In a Tuesday webinar, a number of smart city consultants offered best practices to assist governments in building more resilient cities and regions as the nation looks toward recovery from the new coronavirus (COVID-19) pandemic.
The webinar, hosted by IEEE Smart Cities — particularly the P2784 working group — centered around the idea that cities have an opportunity to advance various technologies to better respond to crises, and they should use existing frameworks offered by organizations like the National Institute of Standards and Technologies (NIST) to weave elements of resiliency into long-term smart city frameworks.
"We should stop calling it a smart city; we should call it a responsive city," said Benson Chan, co-founder of innovation firm Strategy of Things, on the call. Chan's firm works with NIST and other organizations like CompTIA and Qualcomm in building resiliency and internet of things (IoT) strategies and guidance for governments. Chan and other speakers shared these strategies on the call through four key learning objectives.

------------------------------

■ Work request A ■
Answer these questions about the smart city webinar text:
(i) Which IEEE Smart Cities working group hosted the webinar?
(ii) What does Benson Chan say a smart city should be called instead?
(iii) Through how many key learning objectives did the speakers share their strategies?
■ Work request B ■
From the smart city webinar text, extract the part that opens with the words containing "In a Tuesday" and closes with "smart city frameworks.", copying it verbatim.

[Page layout parsing data]
------------------------------

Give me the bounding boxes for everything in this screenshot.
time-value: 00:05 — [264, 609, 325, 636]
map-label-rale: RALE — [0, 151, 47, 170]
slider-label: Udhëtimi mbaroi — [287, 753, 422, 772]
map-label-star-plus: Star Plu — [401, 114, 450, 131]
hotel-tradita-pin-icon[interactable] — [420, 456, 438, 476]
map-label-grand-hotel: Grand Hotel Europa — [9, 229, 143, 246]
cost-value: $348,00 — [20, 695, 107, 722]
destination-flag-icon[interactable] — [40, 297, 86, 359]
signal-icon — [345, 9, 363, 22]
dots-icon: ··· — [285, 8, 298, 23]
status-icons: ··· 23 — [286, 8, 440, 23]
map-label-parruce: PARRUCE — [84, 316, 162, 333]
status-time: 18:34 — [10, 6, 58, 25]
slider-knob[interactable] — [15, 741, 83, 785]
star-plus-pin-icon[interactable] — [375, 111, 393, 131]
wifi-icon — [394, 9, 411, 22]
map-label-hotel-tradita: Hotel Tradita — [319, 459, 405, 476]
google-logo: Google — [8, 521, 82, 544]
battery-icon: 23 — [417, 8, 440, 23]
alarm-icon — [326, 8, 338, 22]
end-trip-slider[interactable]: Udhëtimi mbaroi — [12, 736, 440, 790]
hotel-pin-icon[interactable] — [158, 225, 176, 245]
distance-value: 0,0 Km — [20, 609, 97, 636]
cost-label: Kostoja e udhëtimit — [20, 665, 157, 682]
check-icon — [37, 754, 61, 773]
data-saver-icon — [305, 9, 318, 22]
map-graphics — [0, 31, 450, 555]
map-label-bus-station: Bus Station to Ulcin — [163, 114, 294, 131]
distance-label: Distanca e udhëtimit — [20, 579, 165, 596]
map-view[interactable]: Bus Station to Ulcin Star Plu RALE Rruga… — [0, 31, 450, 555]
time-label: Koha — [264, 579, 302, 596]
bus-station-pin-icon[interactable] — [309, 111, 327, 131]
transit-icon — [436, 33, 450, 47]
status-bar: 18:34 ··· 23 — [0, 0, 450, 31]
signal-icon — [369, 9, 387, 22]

------------------------------

■ Expected answer A ■
(i) The P2784 working group.
(ii) A responsive city.
(iii) Four.

■ Expected answer B ■
In a Tuesday webinar, a number of smart city consultants offered best practices to assist governments in building more resilient cities and regions as the nation looks toward recovery from the new coronavirus (COVID-19) pandemic.
The webinar, hosted by IEEE Smart Cities — particularly the P2784 working group — centered around the idea that cities have an opportunity to advance various technologies to better respond to crises, and they should use existing frameworks offered by organizations like the National Institute of Standards and Technologies (NIST) to weave elements of resiliency into long-term smart city frameworks.